_Data provided_
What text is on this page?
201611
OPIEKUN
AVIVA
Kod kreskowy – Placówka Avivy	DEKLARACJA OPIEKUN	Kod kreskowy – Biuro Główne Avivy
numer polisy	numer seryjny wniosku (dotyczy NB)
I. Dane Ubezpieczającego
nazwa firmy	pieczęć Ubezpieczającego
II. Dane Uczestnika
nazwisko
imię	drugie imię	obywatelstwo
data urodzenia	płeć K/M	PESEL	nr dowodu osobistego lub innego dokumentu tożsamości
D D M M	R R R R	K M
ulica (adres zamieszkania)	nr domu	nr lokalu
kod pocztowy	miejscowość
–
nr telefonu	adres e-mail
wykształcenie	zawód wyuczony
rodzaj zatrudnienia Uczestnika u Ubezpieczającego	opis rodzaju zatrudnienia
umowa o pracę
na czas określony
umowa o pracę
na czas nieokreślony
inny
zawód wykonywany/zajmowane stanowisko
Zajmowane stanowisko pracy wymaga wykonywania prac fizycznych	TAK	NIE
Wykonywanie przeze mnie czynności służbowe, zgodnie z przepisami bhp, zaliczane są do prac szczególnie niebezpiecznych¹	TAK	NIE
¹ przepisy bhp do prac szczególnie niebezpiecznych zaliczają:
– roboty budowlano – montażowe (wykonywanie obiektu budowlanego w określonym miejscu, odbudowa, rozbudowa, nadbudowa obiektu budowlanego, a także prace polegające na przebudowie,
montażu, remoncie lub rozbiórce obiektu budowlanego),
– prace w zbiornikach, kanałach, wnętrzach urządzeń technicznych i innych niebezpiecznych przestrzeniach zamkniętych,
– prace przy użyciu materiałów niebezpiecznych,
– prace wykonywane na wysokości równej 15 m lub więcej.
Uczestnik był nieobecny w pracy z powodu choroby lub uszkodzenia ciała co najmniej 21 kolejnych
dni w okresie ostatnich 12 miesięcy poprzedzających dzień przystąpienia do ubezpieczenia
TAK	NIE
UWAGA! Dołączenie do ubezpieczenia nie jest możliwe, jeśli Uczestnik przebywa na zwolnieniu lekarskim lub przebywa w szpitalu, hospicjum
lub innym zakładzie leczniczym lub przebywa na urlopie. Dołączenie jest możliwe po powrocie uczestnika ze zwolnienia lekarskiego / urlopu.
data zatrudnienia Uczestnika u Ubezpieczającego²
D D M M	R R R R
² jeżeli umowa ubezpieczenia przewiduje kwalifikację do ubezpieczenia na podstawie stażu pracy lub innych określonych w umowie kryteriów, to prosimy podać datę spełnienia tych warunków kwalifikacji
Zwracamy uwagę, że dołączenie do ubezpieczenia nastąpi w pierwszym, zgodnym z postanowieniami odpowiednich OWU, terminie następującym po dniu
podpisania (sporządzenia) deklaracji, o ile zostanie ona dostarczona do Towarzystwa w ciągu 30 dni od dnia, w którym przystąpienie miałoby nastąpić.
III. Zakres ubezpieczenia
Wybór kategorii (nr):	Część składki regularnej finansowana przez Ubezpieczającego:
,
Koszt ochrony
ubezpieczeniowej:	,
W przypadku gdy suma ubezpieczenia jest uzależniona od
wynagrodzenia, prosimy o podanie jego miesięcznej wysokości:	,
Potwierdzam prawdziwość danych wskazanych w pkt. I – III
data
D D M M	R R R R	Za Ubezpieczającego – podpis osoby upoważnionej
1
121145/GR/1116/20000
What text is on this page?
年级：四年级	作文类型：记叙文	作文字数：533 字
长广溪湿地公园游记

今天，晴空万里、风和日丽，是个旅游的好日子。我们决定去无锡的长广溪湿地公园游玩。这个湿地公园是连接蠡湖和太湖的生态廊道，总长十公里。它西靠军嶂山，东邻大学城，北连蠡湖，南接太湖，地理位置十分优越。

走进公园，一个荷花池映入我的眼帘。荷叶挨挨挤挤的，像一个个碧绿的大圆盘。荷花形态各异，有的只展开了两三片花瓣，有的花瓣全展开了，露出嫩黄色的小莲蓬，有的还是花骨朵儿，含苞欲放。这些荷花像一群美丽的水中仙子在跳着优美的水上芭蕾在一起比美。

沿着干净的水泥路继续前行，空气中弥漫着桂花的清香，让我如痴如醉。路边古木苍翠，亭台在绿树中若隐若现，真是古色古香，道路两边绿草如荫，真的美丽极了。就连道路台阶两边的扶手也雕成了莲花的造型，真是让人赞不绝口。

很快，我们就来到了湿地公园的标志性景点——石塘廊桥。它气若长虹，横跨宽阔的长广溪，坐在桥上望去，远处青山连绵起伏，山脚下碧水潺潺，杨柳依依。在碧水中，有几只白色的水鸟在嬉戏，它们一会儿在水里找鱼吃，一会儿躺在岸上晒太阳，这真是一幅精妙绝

_Your task_
Recopy the entries above in their entirety, exactly.

_Response below_
What text is on this page?
201611
OPIEKUN
AVIVA
Kod kreskowy – Placówka Avivy	DEKLARACJA OPIEKUN	Kod kreskowy – Biuro Główne Avivy
numer polisy	numer seryjny wniosku (dotyczy NB)
I. Dane Ubezpieczającego
nazwa firmy	pieczęć Ubezpieczającego
II. Dane Uczestnika
nazwisko
imię	drugie imię	obywatelstwo
data urodzenia	płeć K/M	PESEL	nr dowodu osobistego lub innego dokumentu tożsamości
D D M M	R R R R	K M
ulica (adres zamieszkania)	nr domu	nr lokalu
kod pocztowy	miejscowość
–
nr telefonu	adres e-mail
wykształcenie	zawód wyuczony
rodzaj zatrudnienia Uczestnika u Ubezpieczającego	opis rodzaju zatrudnienia
umowa o pracę
na czas określony
umowa o pracę
na czas nieokreślony
inny
zawód wykonywany/zajmowane stanowisko
Zajmowane stanowisko pracy wymaga wykonywania prac fizycznych	TAK	NIE
Wykonywanie przeze mnie czynności służbowe, zgodnie z przepisami bhp, zaliczane są do prac szczególnie niebezpiecznych¹	TAK	NIE
¹ przepisy bhp do prac szczególnie niebezpiecznych zaliczają:
– roboty budowlano – montażowe (wykonywanie obiektu budowlanego w określonym miejscu, odbudowa, rozbudowa, nadbudowa obiektu budowlanego, a także prace polegające na przebudowie,
montażu, remoncie lub rozbiórce obiektu budowlanego),
– prace w zbiornikach, kanałach, wnętrzach urządzeń technicznych i innych niebezpiecznych przestrzeniach zamkniętych,
– prace przy użyciu materiałów niebezpiecznych,
– prace wykonywane na wysokości równej 15 m lub więcej.
Uczestnik był nieobecny w pracy z powodu choroby lub uszkodzenia ciała co najmniej 21 kolejnych
dni w okresie ostatnich 12 miesięcy poprzedzających dzień przystąpienia do ubezpieczenia
TAK	NIE
UWAGA! Dołączenie do ubezpieczenia nie jest możliwe, jeśli Uczestnik przebywa na zwolnieniu lekarskim lub przebywa w szpitalu, hospicjum
lub innym zakładzie leczniczym lub przebywa na urlopie. Dołączenie jest możliwe po powrocie uczestnika ze zwolnienia lekarskiego / urlopu.
data zatrudnienia Uczestnika u Ubezpieczającego²
D D M M	R R R R
² jeżeli umowa ubezpieczenia przewiduje kwalifikację do ubezpieczenia na podstawie stażu pracy lub innych określonych w umowie kryteriów, to prosimy podać datę spełnienia tych warunków kwalifikacji
Zwracamy uwagę, że dołączenie do ubezpieczenia nastąpi w pierwszym, zgodnym z postanowieniami odpowiednich OWU, terminie następującym po dniu
podpisania (sporządzenia) deklaracji, o ile zostanie ona dostarczona do Towarzystwa w ciągu 30 dni od dnia, w którym przystąpienie miałoby nastąpić.
III. Zakres ubezpieczenia
Wybór kategorii (nr):	Część składki regularnej finansowana przez Ubezpieczającego:
,
Koszt ochrony
ubezpieczeniowej:	,
W przypadku gdy suma ubezpieczenia jest uzależniona od
wynagrodzenia, prosimy o podanie jego miesięcznej wysokości:	,
Potwierdzam prawdziwość danych wskazanych w pkt. I – III
data
D D M M	R R R R	Za Ubezpieczającego – podpis osoby upoważnionej
1
121145/GR/1116/20000
What text is on this page?
年级：四年级	作文类型：记叙文	作文字数：533 字
长广溪湿地公园游记

今天，晴空万里、风和日丽，是个旅游的好日子。我们决定去无锡的长广溪湿地公园游玩。这个湿地公园是连接蠡湖和太湖的生态廊道，总长十公里。它西靠军嶂山，东邻大学城，北连蠡湖，南接太湖，地理位置十分优越。

走进公园，一个荷花池映入我的眼帘。荷叶挨挨挤挤的，像一个个碧绿的大圆盘。荷花形态各异，有的只展开了两三片花瓣，有的花瓣全展开了，露出嫩黄色的小莲蓬，有的还是花骨朵儿，含苞欲放。这些荷花像一群美丽的水中仙子在跳着优美的水上芭蕾在一起比美。

沿着干净的水泥路继续前行，空气中弥漫着桂花的清香，让我如痴如醉。路边古木苍翠，亭台在绿树中若隐若现，真是古色古香，道路两边绿草如荫，真的美丽极了。就连道路台阶两边的扶手也雕成了莲花的造型，真是让人赞不绝口。

很快，我们就来到了湿地公园的标志性景点——石塘廊桥。它气若长虹，横跨宽阔的长广溪，坐在桥上望去，远处青山连绵起伏，山脚下碧水潺潺，杨柳依依。在碧水中，有几只白色的水鸟在嬉戏，它们一会儿在水里找鱼吃，一会儿躺在岸上晒太阳，这真是一幅精妙绝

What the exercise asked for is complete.